→ GIVEN TASK:
Quote, without change, all of the lines that follow.

## Start ENTRIES PROVIDED

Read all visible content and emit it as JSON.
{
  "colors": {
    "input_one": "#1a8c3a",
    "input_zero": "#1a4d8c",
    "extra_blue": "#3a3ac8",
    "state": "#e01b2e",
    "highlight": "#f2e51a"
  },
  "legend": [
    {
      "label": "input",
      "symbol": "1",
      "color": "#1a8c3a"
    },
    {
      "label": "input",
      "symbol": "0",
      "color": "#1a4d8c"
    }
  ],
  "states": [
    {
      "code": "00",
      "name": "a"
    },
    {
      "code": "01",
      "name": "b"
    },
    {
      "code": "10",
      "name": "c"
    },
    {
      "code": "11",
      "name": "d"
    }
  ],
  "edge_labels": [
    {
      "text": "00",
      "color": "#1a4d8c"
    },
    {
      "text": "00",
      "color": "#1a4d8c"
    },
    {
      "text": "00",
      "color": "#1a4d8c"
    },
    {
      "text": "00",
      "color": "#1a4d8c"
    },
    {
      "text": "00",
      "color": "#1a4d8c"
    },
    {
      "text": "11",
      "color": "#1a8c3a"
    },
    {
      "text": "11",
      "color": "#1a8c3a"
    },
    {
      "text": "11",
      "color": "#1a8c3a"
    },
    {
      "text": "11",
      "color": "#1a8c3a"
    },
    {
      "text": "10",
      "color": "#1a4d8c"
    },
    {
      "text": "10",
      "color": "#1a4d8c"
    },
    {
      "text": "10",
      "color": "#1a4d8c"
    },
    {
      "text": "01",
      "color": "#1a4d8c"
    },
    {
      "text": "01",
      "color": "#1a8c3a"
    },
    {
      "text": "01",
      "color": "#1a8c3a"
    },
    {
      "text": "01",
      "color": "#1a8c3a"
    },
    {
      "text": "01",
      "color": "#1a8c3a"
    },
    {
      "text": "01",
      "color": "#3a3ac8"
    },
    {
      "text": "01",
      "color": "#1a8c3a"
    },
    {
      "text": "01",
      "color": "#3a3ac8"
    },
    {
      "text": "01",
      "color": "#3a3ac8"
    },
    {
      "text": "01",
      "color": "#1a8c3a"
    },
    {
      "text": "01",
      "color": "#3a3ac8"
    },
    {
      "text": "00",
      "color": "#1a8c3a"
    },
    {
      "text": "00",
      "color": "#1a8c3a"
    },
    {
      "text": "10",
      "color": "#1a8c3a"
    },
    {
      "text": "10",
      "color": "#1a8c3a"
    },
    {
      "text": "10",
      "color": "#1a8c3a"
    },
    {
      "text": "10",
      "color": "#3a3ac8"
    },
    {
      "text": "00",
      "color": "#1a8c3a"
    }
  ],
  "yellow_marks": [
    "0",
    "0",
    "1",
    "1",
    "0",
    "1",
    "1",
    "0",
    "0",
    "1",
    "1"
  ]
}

## End ENTRIES PROVIDED

→ ANSWER FOR THE TASK:
Read all visible content and emit it as JSON.
{
  "colors": {
    "input_one": "#1a8c3a",
    "input_zero": "#1a4d8c",
    "extra_blue": "#3a3ac8",
    "state": "#e01b2e",
    "highlight": "#f2e51a"
  },
  "legend": [
    {
      "label": "input",
      "symbol": "1",
      "color": "#1a8c3a"
    },
    {
      "label": "input",
      "symbol": "0",
      "color": "#1a4d8c"
    }
  ],
  "states": [
    {
      "code": "00",
      "name": "a"
    },
    {
      "code": "01",
      "name": "b"
    },
    {
      "code": "10",
      "name": "c"
    },
    {
      "code": "11",
      "name": "d"
    }
  ],
  "edge_labels": [
    {
      "text": "00",
      "color": "#1a4d8c"
    },
    {
      "text": "00",
      "color": "#1a4d8c"
    },
    {
      "text": "00",
      "color": "#1a4d8c"
    },
    {
      "text": "00",
      "color": "#1a4d8c"
    },
    {
      "text": "00",
      "color": "#1a4d8c"
    },
    {
      "text": "11",
      "color": "#1a8c3a"
    },
    {
      "text": "11",
      "color": "#1a8c3a"
    },
    {
      "text": "11",
      "color": "#1a8c3a"
    },
    {
      "text": "11",
      "color": "#1a8c3a"
    },
    {
      "text": "10",
      "color": "#1a4d8c"
    },
    {
      "text": "10",
      "color": "#1a4d8c"
    },
    {
      "text": "10",
      "color": "#1a4d8c"
    },
    {
      "text": "01",
      "color": "#1a4d8c"
    },
    {
      "text": "01",
      "color": "#1a8c3a"
    },
    {
      "text": "01",
      "color": "#1a8c3a"
    },
    {
      "text": "01",
      "color": "#1a8c3a"
    },
    {
      "text": "01",
      "color": "#1a8c3a"
    },
    {
      "text": "01",
      "color": "#3a3ac8"
    },
    {
      "text": "01",
      "color": "#1a8c3a"
    },
    {
      "text": "01",
      "color": "#3a3ac8"
    },
    {
      "text": "01",
      "color": "#3a3ac8"
    },
    {
      "text": "01",
      "color": "#1a8c3a"
    },
    {
      "text": "01",
      "color": "#3a3ac8"
    },
    {
      "text": "00",
      "color": "#1a8c3a"
    },
    {
      "text": "00",
      "color": "#1a8c3a"
    },
    {
      "text": "10",
      "color": "#1a8c3a"
    },
    {
      "text": "10",
      "color": "#1a8c3a"
    },
    {
      "text": "10",
      "color": "#1a8c3a"
    },
    {
      "text": "10",
      "color": "#3a3ac8"
    },
    {
      "text": "00",
      "color": "#1a8c3a"
    }
  ],
  "yellow_marks": [
    "0",
    "0",
    "1",
    "1",
    "0",
    "1",
    "1",
    "0",
    "0",
    "1",
    "1"
  ]
}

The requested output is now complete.